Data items
** START **

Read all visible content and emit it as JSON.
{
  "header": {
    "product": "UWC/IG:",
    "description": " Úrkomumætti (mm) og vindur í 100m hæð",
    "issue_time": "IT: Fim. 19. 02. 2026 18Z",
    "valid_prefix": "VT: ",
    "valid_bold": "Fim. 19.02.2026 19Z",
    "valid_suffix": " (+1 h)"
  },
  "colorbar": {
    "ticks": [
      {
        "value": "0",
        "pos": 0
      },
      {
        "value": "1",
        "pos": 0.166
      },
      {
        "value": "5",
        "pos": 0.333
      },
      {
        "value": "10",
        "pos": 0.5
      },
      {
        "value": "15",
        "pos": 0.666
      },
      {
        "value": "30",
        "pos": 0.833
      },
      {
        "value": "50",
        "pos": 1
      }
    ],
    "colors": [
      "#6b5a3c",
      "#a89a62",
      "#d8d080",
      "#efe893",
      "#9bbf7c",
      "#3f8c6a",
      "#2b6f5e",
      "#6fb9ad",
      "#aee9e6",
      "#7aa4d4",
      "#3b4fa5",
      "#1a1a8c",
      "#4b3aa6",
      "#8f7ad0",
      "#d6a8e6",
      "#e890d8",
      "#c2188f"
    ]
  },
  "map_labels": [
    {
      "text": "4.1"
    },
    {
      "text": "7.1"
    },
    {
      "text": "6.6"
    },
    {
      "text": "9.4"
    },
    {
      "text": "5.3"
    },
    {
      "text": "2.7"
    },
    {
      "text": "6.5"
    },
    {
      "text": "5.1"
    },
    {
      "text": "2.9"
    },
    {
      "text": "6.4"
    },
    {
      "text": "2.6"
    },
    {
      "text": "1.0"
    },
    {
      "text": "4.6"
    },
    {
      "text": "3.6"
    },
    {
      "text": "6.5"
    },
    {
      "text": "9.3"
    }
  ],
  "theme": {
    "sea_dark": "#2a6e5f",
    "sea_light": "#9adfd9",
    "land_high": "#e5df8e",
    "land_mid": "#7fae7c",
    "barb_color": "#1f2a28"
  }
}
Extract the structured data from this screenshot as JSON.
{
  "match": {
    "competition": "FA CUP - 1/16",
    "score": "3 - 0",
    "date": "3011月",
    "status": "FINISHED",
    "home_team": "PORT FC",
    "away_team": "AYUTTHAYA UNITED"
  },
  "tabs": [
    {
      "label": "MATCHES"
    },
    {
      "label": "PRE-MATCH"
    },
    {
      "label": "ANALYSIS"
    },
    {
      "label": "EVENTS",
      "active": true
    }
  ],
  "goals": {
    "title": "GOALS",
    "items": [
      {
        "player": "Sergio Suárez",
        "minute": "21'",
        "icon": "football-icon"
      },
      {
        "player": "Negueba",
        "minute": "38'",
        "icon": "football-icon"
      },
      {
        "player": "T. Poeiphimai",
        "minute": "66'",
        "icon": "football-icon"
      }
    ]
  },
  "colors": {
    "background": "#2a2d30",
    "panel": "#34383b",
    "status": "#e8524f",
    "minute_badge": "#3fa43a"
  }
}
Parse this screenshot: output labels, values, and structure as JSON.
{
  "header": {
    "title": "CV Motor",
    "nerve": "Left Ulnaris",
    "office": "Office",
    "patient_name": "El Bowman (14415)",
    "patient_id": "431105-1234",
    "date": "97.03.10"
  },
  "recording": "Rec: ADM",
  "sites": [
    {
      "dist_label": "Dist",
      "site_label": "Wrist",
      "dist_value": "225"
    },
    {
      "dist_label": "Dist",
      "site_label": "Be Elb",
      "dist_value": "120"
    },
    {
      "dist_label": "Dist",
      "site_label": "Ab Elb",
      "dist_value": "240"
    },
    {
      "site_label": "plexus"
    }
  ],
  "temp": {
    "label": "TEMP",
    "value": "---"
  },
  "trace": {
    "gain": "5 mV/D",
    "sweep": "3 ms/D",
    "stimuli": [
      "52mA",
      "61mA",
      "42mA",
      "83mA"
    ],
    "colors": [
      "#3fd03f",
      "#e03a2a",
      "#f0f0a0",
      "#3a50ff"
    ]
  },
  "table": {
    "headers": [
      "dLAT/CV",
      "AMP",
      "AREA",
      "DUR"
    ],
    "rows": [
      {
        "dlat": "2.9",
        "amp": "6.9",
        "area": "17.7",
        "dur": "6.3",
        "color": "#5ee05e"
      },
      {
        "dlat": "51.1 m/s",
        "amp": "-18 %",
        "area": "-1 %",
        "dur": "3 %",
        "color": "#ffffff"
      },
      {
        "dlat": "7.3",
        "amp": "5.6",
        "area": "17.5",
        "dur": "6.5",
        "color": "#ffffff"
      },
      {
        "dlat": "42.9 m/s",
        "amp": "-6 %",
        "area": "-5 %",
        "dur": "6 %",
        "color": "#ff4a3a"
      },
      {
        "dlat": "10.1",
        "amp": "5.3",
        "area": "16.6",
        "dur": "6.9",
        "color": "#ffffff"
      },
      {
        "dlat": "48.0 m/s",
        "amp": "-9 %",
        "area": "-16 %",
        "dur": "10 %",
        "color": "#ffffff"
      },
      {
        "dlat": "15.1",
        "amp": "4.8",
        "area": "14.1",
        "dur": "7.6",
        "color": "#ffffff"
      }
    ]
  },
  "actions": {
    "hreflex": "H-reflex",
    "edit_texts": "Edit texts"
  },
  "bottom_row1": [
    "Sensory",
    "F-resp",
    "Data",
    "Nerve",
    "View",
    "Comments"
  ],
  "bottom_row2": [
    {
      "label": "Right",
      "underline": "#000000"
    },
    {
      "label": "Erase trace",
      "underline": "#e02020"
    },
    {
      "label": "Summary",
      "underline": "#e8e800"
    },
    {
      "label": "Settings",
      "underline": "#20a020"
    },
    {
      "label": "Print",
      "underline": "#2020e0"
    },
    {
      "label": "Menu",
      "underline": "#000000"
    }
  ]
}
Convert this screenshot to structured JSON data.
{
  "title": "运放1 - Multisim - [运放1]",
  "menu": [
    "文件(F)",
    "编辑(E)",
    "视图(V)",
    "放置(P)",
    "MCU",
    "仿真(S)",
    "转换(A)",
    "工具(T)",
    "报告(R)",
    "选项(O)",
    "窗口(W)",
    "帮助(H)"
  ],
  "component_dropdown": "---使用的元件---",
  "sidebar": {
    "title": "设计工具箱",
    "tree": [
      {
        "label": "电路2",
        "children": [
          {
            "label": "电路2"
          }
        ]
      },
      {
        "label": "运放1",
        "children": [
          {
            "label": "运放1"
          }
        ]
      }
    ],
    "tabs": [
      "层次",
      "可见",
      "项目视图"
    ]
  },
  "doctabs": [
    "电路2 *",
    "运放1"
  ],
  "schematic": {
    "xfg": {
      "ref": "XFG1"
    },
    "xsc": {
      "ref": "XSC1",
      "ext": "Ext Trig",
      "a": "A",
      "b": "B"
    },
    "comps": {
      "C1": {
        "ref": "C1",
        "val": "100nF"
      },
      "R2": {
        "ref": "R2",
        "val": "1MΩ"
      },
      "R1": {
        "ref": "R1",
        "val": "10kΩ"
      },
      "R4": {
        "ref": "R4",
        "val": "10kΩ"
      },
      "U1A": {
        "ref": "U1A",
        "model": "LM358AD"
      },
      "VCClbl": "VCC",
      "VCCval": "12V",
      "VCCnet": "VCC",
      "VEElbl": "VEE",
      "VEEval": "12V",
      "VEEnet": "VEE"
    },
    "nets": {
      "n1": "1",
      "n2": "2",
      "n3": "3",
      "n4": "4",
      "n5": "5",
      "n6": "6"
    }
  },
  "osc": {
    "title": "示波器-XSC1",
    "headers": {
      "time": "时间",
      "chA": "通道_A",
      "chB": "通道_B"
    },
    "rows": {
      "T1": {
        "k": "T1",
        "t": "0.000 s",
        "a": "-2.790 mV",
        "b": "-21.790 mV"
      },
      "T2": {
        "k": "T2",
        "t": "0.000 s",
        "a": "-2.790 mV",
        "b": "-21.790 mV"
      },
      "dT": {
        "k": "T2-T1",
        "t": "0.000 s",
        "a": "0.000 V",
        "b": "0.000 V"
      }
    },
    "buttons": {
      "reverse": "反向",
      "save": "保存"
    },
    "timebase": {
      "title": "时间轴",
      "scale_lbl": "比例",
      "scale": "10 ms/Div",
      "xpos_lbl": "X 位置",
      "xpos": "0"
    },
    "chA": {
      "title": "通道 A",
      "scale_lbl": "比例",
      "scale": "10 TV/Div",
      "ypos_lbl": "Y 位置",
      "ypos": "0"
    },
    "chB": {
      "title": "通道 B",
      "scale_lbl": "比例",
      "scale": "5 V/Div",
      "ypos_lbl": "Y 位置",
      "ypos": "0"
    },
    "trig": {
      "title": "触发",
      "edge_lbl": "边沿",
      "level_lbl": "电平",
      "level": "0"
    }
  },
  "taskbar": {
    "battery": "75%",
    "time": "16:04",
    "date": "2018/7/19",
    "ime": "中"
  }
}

** END **

From the entries above, copy every line that holds the word "JSON".

## Result for this exercise
Read all visible content and emit it as JSON.
Extract the structured data from this screenshot as JSON.
Parse this screenshot: output labels, values, and structure as JSON.
Convert this screenshot to structured JSON data.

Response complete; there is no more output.